• _WORK REQUIRED_
Your task is to print all of the data word for word.
==*==
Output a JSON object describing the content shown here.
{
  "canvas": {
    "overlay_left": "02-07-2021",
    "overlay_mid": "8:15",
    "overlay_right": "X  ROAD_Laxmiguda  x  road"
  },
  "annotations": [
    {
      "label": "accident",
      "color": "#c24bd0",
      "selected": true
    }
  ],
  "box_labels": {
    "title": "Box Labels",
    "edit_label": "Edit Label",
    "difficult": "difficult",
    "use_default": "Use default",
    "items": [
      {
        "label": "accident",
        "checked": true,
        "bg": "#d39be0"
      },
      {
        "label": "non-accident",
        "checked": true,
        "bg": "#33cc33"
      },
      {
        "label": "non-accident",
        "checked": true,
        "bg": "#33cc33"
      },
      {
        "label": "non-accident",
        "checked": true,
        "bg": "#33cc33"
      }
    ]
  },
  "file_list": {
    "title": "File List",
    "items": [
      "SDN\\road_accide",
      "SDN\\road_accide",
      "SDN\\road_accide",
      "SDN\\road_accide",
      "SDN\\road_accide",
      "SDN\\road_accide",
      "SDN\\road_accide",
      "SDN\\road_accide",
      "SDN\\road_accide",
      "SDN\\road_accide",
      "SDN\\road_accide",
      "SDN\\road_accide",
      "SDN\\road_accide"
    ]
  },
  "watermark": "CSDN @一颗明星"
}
==*==
• _RESPONSE_
Output a JSON object describing the content shown here.
{
  "canvas": {
    "overlay_left": "02-07-2021",
    "overlay_mid": "8:15",
    "overlay_right": "X  ROAD_Laxmiguda  x  road"
  },
  "annotations": [
    {
      "label": "accident",
      "color": "#c24bd0",
      "selected": true
    }
  ],
  "box_labels": {
    "title": "Box Labels",
    "edit_label": "Edit Label",
    "difficult": "difficult",
    "use_default": "Use default",
    "items": [
      {
        "label": "accident",
        "checked": true,
        "bg": "#d39be0"
      },
      {
        "label": "non-accident",
        "checked": true,
        "bg": "#33cc33"
      },
      {
        "label": "non-accident",
        "checked": true,
        "bg": "#33cc33"
      },
      {
        "label": "non-accident",
        "checked": true,
        "bg": "#33cc33"
      }
    ]
  },
  "file_list": {
    "title": "File List",
    "items": [
      "SDN\\road_accide",
      "SDN\\road_accide",
      "SDN\\road_accide",
      "SDN\\road_accide",
      "SDN\\road_accide",
      "SDN\\road_accide",
      "SDN\\road_accide",
      "SDN\\road_accide",
      "SDN\\road_accide",
      "SDN\\road_accide",
      "SDN\\road_accide",
      "SDN\\road_accide",
      "SDN\\road_accide"
    ]
  },
  "watermark": "CSDN @一颗明星"
}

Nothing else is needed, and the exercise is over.